§ 文档节选:
报告人:李松教授
报告题目:Low Rank Matrix Recovery with Adversarial Sparse Noise
报告摘要:
(1)Many problems in data science can be treated as recovering a low-rank matrix from a small number of random linear measurements, possibly corrupted with adversarial noise and dense noise. Recently, a bunch of theories on variants of models have been developed for different noises, but with fewer theories on the adversarial noise. In this talk,we study low-rank matrix recovery problem from linear measurements perturbed by l_1-bounded noise and sparse noise that can arbitrarily change an adversarially chosen ω-fraction of the measurement vector.
(2)For Gaussian measurements with nearly optimal number of measurements, we show that the nuclear-norm constrained least absolute deviation (LAD) can successfully estimate the ground-truthmatrix for any ω < 0.239. Similar robust recovery results are also established for an iterative hard thresholding algorithm applied to the rank-constrained LAD considering geometrically decaying step-sizes, and the unconstrained LAD based on matrix factorization as well as its subgradient descent solver.
报告时间:2022年5月21日,上午9:00——12:00
报告形式:腾讯会议;会议号:299 494 443
报告人简介:李松,浙江大学求是特聘教授,钱江特聘专家,主要从事压缩感知、小波分析理论及其应用、采样理论以及相位恢复等理论研究工作,主持了国家自然科学基金重点项目、面上项目以及浙江省重大科技专项等基金项目,作为第一完成人获得教育部自然科学二等奖。

文档理解数据:

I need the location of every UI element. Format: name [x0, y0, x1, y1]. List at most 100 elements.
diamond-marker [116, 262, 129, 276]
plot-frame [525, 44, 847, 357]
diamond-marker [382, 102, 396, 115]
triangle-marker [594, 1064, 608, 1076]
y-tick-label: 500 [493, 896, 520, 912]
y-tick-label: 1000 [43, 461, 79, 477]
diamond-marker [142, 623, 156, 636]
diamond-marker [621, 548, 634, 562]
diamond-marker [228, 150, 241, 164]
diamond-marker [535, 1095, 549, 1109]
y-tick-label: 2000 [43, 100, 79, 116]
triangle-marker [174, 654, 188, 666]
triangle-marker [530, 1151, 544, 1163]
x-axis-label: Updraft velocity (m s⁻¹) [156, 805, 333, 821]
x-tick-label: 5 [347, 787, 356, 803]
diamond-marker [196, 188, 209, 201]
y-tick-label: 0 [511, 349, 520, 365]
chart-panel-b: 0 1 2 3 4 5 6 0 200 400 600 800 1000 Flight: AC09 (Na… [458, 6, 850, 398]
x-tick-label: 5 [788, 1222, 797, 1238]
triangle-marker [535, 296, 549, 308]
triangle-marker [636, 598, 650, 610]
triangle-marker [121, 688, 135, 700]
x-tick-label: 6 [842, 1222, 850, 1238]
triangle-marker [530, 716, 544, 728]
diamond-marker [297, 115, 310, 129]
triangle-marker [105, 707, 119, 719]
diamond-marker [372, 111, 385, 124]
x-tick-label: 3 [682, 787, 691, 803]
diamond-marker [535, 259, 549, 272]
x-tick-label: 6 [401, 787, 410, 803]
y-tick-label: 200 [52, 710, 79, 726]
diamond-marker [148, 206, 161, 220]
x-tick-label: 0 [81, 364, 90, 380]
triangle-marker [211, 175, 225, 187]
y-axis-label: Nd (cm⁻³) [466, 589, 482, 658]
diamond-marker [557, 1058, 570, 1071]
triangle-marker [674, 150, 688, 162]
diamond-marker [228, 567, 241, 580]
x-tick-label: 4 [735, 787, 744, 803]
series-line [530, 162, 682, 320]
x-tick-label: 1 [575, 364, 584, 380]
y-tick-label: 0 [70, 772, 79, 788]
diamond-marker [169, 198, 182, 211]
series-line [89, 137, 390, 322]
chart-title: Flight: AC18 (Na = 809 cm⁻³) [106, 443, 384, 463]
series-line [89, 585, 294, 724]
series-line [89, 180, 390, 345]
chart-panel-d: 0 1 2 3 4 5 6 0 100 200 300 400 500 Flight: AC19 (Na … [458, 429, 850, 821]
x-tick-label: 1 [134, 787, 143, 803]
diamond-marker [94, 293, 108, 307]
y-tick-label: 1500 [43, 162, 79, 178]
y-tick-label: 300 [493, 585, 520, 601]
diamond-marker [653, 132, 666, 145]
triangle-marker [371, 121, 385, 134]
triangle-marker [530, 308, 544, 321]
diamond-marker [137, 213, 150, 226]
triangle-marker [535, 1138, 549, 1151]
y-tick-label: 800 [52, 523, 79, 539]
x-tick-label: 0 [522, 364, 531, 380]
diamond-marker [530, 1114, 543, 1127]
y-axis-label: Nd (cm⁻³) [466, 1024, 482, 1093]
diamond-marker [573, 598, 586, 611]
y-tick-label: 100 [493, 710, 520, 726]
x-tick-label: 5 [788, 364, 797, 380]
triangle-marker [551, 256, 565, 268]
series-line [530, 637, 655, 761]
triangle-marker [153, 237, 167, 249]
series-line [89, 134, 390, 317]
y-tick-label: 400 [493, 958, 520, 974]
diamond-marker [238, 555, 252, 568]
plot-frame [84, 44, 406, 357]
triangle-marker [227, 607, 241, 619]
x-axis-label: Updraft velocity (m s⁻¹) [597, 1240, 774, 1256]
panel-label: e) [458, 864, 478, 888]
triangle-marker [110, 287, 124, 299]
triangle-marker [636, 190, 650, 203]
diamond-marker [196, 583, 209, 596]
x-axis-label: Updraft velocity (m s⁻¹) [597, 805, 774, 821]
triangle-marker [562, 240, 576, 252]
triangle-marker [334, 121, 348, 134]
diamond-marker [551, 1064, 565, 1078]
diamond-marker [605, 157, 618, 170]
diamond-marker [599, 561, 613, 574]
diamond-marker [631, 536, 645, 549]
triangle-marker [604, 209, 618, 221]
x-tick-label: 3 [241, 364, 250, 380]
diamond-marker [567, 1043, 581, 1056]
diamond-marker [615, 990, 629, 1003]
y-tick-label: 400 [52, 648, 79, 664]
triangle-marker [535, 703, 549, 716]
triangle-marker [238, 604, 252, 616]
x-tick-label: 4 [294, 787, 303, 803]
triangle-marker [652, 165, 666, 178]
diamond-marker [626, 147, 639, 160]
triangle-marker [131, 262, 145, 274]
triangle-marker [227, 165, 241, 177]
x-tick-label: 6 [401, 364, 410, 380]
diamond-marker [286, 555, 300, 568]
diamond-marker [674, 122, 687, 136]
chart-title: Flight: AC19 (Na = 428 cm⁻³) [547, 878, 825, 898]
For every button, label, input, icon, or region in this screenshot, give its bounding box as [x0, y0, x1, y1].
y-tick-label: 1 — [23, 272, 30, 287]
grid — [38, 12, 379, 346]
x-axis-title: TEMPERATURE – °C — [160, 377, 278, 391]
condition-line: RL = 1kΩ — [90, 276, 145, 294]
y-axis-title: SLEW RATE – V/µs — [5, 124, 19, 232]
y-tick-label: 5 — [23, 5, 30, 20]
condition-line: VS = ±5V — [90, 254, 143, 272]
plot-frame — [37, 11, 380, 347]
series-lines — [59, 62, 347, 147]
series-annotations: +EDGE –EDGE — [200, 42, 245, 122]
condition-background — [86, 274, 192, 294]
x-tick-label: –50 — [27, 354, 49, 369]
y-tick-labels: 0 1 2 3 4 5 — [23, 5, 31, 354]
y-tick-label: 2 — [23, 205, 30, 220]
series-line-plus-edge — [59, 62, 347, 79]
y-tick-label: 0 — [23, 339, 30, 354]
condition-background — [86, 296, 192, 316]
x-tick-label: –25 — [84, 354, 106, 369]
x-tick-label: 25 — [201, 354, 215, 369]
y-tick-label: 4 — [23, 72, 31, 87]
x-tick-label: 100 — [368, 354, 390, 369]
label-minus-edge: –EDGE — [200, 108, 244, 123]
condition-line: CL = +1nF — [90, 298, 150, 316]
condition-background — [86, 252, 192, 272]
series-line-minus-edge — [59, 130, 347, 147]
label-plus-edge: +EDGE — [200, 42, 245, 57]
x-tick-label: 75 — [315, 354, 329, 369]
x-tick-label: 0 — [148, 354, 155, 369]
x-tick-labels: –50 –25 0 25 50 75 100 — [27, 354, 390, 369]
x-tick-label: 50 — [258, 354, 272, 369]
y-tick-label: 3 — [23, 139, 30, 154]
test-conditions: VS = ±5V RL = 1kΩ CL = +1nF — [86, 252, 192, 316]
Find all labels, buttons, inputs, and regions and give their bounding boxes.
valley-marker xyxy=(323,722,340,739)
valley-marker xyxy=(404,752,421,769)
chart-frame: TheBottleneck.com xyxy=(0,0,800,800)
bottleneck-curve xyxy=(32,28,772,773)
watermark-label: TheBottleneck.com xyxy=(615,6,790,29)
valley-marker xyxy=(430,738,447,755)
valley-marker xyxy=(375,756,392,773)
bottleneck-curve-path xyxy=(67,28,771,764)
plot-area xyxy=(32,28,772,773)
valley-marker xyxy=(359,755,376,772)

§ 练习题目:
[A] 根据这份讲座通知,李松教授作为第一完成人获得了什么奖?
[B] 请把这份讲座通知里从“报告时间:2022年5月21日,上午9:00——12:00”开始、到“人获得教育部自然科学二等奖。”结束的内容原样抄写下来。

§ 参考答案:
[A] 教育部自然科学二等奖。

[B]
报告时间:2022年5月21日,上午9:00——12:00
报告形式:腾讯会议;会议号:299 494 443
报告人简介:李松,浙江大学求是特聘教授,钱江特聘专家,主要从事压缩感知、小波分析理论及其应用、采样理论以及相位恢复等理论研究工作,主持了国家自然科学基金重点项目、面上项目以及浙江省重大科技专项等基金项目,作为第一完成人获得教育部自然科学二等奖。